*Tarea A*. ¿Cuánto cobran aproximadamente al mes las internas, según el fragmento sobre su trabajo?
*Tarea B*. Continúa el fragmento sobre el trabajo de las internas a partir de su última frase.

*Fragmento*.
****

Es complicado encontrar un trabajo más duro que el de interna. Mayoritariamente mujeres migrantes en un entorno ajeno, sometidas a las mil particularidades y exigencias de personas mayores con necesidades físicas cada vez más graves. Personas que han aceptado vivir en casas de otros y cuidarlos durante las veinticuatro horas. Dar su vida por nuestros mayores a cambio de alrededor de mil euros al mes. Con escasos días libres. No cuenten a cuánto salen las horas. Es irrisorio. Lo aceptan porque, a pesar de lo que dicen muchos, vinieron a ganarse la vida. Y desarrollan funciones (como otros trabajadores como los jornaleros del campo o los repartidos de electrodomésticos) que los españoles y españolas evitan porque consideran que han adquirido, en las últimas décadas, derechos y privilegios para huir de esos mundos de condiciones laborales salvajes. Las internas sacrifican su juventud por la senectud de otros. En silencio, con miedo muchas veces. Con pavor a la extradición, vergüenza ante los comentarios racistas, enojo silente ante la injusticia estructural. Con la tristeza de quien ve crecer a su hija a miles de kilómetros, con la rabia de quien vive la enfermedad de su padre sin poder hacer nada. Sometidas a la dictadura de la machacona rutina. Y mucho mejor, porque cualquier novedad, con los mayores, normalmente es para empeorar la situación. Acallados los sueños, abandonadas por el sistema.

El fascismo patrio, disfrazado de opción política por las siglas de un partido de talla conservadora y prácticas ya conocidas (veremos en qué quedan sus casos de financiación irregular que están siendo estudiados por la justicia) cargan contra la población migrante (los extranjeros) al considerarla culpable de muchos de los males de esta sociedad. "Vienen a robarnos el trabajo", dicen sin ruborizarse. Invito al señor Abascal, como a otros señoritos como Espinosa de los Monteros, Monasterio o Ortega Smith, a pasar una sola semana trabajando como interna. Limpiando las heces de nuestros mayores, aguantándoles a pulso para subirlos a la silla de ruedas, paseando con ellos por pueblos desiertos, manteniéndoles una desgarbada conversación porque la demencia les acecha€ Nuestros mayores son un patrimonio, un orgullo. Cuidarlos es patriotismo. Trabajar por ellos es trabajar por esa España que tanto llenan las bocas de los seguidores de la extrema derecha, más todavía ahora con mascarillas con banderas cada vez más grandes. Ellos (y muchos de los que les siguen) edifican un país en sus mentes donde dicha realidad (la de las internas) no existe. Pero sí existe.

****

*Datos para analizar*.
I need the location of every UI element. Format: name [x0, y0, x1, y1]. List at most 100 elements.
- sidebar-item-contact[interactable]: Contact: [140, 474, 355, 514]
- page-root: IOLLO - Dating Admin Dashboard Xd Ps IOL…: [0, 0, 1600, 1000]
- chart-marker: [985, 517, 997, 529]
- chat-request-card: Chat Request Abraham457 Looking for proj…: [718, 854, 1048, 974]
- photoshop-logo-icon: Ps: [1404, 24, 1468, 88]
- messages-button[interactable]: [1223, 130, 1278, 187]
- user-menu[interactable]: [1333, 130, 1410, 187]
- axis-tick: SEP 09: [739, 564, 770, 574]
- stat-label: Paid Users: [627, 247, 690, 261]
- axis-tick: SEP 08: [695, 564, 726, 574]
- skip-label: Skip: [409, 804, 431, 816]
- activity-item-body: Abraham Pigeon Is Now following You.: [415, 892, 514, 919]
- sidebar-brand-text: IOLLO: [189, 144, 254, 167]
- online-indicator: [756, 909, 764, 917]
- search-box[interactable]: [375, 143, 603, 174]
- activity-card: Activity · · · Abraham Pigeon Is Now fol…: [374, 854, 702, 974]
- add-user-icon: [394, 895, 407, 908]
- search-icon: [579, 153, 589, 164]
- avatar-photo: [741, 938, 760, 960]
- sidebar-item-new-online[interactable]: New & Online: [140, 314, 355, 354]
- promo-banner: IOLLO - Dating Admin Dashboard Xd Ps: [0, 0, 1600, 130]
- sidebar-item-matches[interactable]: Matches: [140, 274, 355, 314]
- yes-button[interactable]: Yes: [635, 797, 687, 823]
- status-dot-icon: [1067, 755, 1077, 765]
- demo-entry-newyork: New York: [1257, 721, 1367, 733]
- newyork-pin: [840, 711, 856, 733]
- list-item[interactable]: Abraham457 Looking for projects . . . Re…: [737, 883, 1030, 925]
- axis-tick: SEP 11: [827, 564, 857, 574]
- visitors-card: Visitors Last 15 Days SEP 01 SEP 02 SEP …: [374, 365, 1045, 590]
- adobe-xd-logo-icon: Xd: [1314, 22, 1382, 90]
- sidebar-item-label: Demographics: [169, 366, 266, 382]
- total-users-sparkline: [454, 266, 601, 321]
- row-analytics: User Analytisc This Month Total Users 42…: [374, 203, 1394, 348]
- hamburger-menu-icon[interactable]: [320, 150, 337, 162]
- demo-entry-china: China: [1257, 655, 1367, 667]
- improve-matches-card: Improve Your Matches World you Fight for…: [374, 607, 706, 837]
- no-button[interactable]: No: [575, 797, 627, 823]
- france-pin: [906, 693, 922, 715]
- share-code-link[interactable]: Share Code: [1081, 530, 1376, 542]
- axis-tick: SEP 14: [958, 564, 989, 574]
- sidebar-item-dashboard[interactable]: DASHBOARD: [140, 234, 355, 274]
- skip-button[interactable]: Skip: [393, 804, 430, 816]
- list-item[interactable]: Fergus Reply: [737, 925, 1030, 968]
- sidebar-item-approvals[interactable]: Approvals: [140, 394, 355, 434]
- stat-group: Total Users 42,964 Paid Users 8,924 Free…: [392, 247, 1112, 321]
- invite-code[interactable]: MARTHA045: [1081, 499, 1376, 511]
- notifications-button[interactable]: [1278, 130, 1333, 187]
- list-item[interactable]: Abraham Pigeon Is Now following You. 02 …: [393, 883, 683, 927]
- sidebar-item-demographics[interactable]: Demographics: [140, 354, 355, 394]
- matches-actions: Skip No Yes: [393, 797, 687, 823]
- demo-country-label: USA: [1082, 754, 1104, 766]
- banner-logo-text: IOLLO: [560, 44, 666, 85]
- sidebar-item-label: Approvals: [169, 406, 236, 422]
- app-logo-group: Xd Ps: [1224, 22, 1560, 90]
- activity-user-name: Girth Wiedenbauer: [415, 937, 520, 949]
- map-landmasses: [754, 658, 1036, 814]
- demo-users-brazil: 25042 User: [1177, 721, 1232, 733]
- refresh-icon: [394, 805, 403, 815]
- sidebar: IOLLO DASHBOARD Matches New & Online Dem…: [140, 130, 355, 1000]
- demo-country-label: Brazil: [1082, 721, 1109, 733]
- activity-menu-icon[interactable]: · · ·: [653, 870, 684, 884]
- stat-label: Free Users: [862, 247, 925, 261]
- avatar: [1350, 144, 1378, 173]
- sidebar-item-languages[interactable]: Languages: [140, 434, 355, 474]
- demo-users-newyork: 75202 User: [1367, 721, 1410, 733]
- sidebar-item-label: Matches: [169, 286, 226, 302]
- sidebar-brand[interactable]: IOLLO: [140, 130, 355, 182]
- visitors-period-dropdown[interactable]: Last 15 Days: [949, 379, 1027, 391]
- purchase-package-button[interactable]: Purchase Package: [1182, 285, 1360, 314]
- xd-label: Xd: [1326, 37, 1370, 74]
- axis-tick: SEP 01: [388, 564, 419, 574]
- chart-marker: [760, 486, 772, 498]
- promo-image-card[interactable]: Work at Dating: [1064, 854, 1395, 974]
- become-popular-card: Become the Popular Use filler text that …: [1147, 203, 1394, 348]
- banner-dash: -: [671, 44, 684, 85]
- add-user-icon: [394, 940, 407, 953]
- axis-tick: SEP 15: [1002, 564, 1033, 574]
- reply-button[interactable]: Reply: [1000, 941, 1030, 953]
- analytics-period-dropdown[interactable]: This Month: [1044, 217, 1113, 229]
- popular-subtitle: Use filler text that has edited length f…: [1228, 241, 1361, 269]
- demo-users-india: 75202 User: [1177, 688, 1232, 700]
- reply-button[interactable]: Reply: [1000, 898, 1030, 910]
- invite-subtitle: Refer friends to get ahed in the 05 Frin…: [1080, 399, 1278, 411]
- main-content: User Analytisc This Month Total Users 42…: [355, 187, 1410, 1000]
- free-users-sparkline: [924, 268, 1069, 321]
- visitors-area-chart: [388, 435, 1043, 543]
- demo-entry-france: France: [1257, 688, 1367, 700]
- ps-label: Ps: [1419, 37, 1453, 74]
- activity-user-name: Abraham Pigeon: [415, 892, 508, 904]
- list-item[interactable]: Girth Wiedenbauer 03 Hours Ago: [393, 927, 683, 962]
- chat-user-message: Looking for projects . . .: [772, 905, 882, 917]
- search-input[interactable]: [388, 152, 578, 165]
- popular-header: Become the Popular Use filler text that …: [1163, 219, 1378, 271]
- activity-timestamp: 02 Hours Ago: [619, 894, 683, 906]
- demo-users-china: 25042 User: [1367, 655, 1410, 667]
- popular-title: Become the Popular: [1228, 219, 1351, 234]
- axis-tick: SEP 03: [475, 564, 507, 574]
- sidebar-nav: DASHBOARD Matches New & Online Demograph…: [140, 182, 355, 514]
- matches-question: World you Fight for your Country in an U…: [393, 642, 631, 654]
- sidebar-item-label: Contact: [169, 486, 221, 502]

****

*Respuesta escrita A*. Alrededor de mil euros al mes.

*Respuesta escrita B*.
No siempre es fácil para las familias poder hacerse cargo de los mayores. Bien lo saben miles de hijos e hijas que se ven obligados a continuar con sus exigentes vidas de diez y doce horas de trabajo al día mientras asumen su nueva función como padres de sus padres. La ayuda de una mujer (el sesgo de género es total) en ocasiones es clave. Una salvación que ofrece tranquilidad, estabilidad y bienestar a la familia. A veces, la salva de implosionar, de enfrentar a los hermanos, de crear grietas insalvables.

Asociaciones como Valencia Acoge piden que se regularice su situación, sabedores que, en tiempos de pandemia, han quedado más desprotegidas todavía. Por mucho que los racistas las quieran hacer desaparecer, existen. Y son esenciales en el buen funcionamiento de nuestra sociedad. Esas personas que vinieron a nuestro país a ganarse la vida y que asumen trabajos durísimos para poder enviar cuatro perras a su familia. Labores silenciadas, a menudo fuera de la legalidad. Trabajos sin horario, exigencias sin control. Existen. Y son patria. De verdad. Sin banderas.